Written request — Quote the records that follow in full, leaving the pictures out.

Source data —
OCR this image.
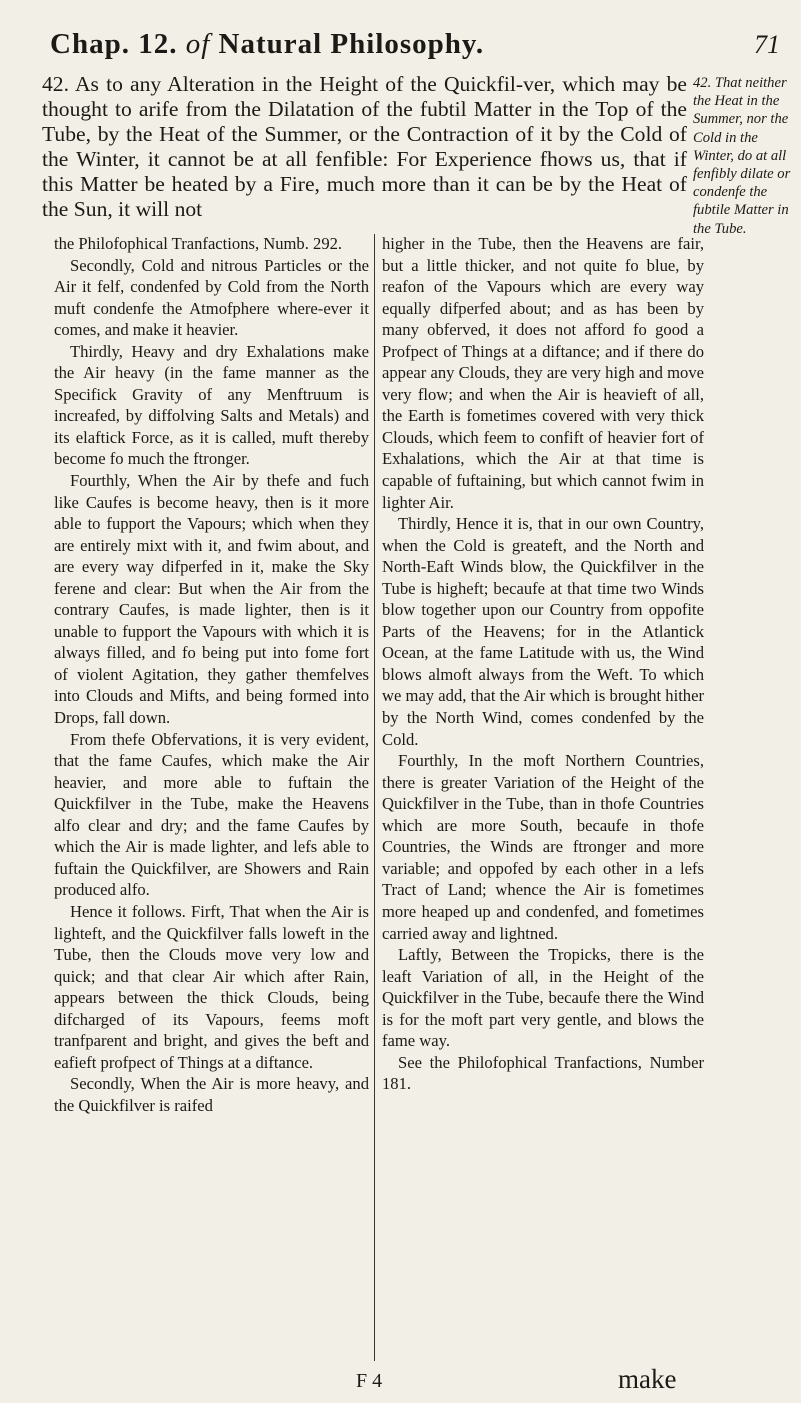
Chap. 12. of Natural Philosophy.	71

42. As to any Alteration in the Height of the Quickfil-ver, which may be thought to arife from the Dilatation of the fubtil Matter in the Top of the Tube, by the Heat of the Summer, or the Contraction of it by the Cold of the Winter, it cannot be at all fenfible: For Experience fhows us, that if this Matter be heated by a Fire, much more than it can be by the Heat of the Sun, it will not

42. That neither the Heat in the Summer, nor the Cold in the Winter, do at all fenfibly dilate or condenfe the fubtile Matter in the Tube.

the Philofophical Tranfactions, Numb. 292.

Secondly, Cold and nitrous Particles or the Air it felf, condenfed by Cold from the North muft condenfe the Atmofphere where-ever it comes, and make it heavier.

Thirdly, Heavy and dry Exhalations make the Air heavy (in the fame manner as the Specifick Gravity of any Menftruum is increafed, by diffolving Salts and Metals) and its elaftick Force, as it is called, muft thereby become fo much the ftronger.

Fourthly, When the Air by thefe and fuch like Caufes is become heavy, then is it more able to fupport the Vapours; which when they are entirely mixt with it, and fwim about, and are every way difperfed in it, make the Sky ferene and clear: But when the Air from the contrary Caufes, is made lighter, then is it unable to fupport the Vapours with which it is always filled, and fo being put into fome fort of violent Agitation, they gather themfelves into Clouds and Mifts, and being formed into Drops, fall down.

From thefe Obfervations, it is very evident, that the fame Caufes, which make the Air heavier, and more able to fuftain the Quickfilver in the Tube, make the Heavens alfo clear and dry; and the fame Caufes by which the Air is made lighter, and lefs able to fuftain the Quickfilver, are Showers and Rain produced alfo.

Hence it follows. Firft, That when the Air is lighteft, and the Quickfilver falls loweft in the Tube, then the Clouds move very low and quick; and that clear Air which after Rain, appears between the thick Clouds, being difcharged of its Vapours, feems moft tranfparent and bright, and gives the beft and eafieft profpect of Things at a diftance.

Secondly, When the Air is more heavy, and the Quickfilver is raifed

higher in the Tube, then the Heavens are fair, but a little thicker, and not quite fo blue, by reafon of the Vapours which are every way equally difperfed about; and as has been by many obferved, it does not afford fo good a Profpect of Things at a diftance; and if there do appear any Clouds, they are very high and move very flow; and when the Air is heavieft of all, the Earth is fometimes covered with very thick Clouds, which feem to confift of heavier fort of Exhalations, which the Air at that time is capable of fuftaining, but which cannot fwim in lighter Air.

Thirdly, Hence it is, that in our own Country, when the Cold is greateft, and the North and North-Eaft Winds blow, the Quickfilver in the Tube is higheft; becaufe at that time two Winds blow together upon our Country from oppofite Parts of the Heavens; for in the Atlantick Ocean, at the fame Latitude with us, the Wind blows almoft always from the Weft. To which we may add, that the Air which is brought hither by the North Wind, comes condenfed by the Cold.

Fourthly, In the moft Northern Countries, there is greater Variation of the Height of the Quickfilver in the Tube, than in thofe Countries which are more South, becaufe in thofe Countries, the Winds are ftronger and more variable; and oppofed by each other in a lefs Tract of Land; whence the Air is fometimes more heaped up and condenfed, and fometimes carried away and lightned.

Laftly, Between the Tropicks, there is the leaft Variation of all, in the Height of the Quickfilver in the Tube, becaufe there the Wind is for the moft part very gentle, and blows the fame way.

See the Philofophical Tranfactions, Number 181.

F 4	make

Task output —
OCR this image.
Chap. 12. of Natural Philosophy.	71

42. As to any Alteration in the Height of the Quickfil-ver, which may be thought to arife from the Dilatation of the fubtil Matter in the Top of the Tube, by the Heat of the Summer, or the Contraction of it by the Cold of the Winter, it cannot be at all fenfible: For Experience fhows us, that if this Matter be heated by a Fire, much more than it can be by the Heat of the Sun, it will not

42. That neither the Heat in the Summer, nor the Cold in the Winter, do at all fenfibly dilate or condenfe the fubtile Matter in the Tube.

the Philofophical Tranfactions, Numb. 292.

Secondly, Cold and nitrous Particles or the Air it felf, condenfed by Cold from the North muft condenfe the Atmofphere where-ever it comes, and make it heavier.

Thirdly, Heavy and dry Exhalations make the Air heavy (in the fame manner as the Specifick Gravity of any Menftruum is increafed, by diffolving Salts and Metals) and its elaftick Force, as it is called, muft thereby become fo much the ftronger.

Fourthly, When the Air by thefe and fuch like Caufes is become heavy, then is it more able to fupport the Vapours; which when they are entirely mixt with it, and fwim about, and are every way difperfed in it, make the Sky ferene and clear: But when the Air from the contrary Caufes, is made lighter, then is it unable to fupport the Vapours with which it is always filled, and fo being put into fome fort of violent Agitation, they gather themfelves into Clouds and Mifts, and being formed into Drops, fall down.

From thefe Obfervations, it is very evident, that the fame Caufes, which make the Air heavier, and more able to fuftain the Quickfilver in the Tube, make the Heavens alfo clear and dry; and the fame Caufes by which the Air is made lighter, and lefs able to fuftain the Quickfilver, are Showers and Rain produced alfo.

Hence it follows. Firft, That when the Air is lighteft, and the Quickfilver falls loweft in the Tube, then the Clouds move very low and quick; and that clear Air which after Rain, appears between the thick Clouds, being difcharged of its Vapours, feems moft tranfparent and bright, and gives the beft and eafieft profpect of Things at a diftance.

Secondly, When the Air is more heavy, and the Quickfilver is raifed

higher in the Tube, then the Heavens are fair, but a little thicker, and not quite fo blue, by reafon of the Vapours which are every way equally difperfed about; and as has been by many obferved, it does not afford fo good a Profpect of Things at a diftance; and if there do appear any Clouds, they are very high and move very flow; and when the Air is heavieft of all, the Earth is fometimes covered with very thick Clouds, which feem to confift of heavier fort of Exhalations, which the Air at that time is capable of fuftaining, but which cannot fwim in lighter Air.

Thirdly, Hence it is, that in our own Country, when the Cold is greateft, and the North and North-Eaft Winds blow, the Quickfilver in the Tube is higheft; becaufe at that time two Winds blow together upon our Country from oppofite Parts of the Heavens; for in the Atlantick Ocean, at the fame Latitude with us, the Wind blows almoft always from the Weft. To which we may add, that the Air which is brought hither by the North Wind, comes condenfed by the Cold.

Fourthly, In the moft Northern Countries, there is greater Variation of the Height of the Quickfilver in the Tube, than in thofe Countries which are more South, becaufe in thofe Countries, the Winds are ftronger and more variable; and oppofed by each other in a lefs Tract of Land; whence the Air is fometimes more heaped up and condenfed, and fometimes carried away and lightned.

Laftly, Between the Tropicks, there is the leaft Variation of all, in the Height of the Quickfilver in the Tube, becaufe there the Wind is for the moft part very gentle, and blows the fame way.

See the Philofophical Tranfactions, Number 181.

F 4	make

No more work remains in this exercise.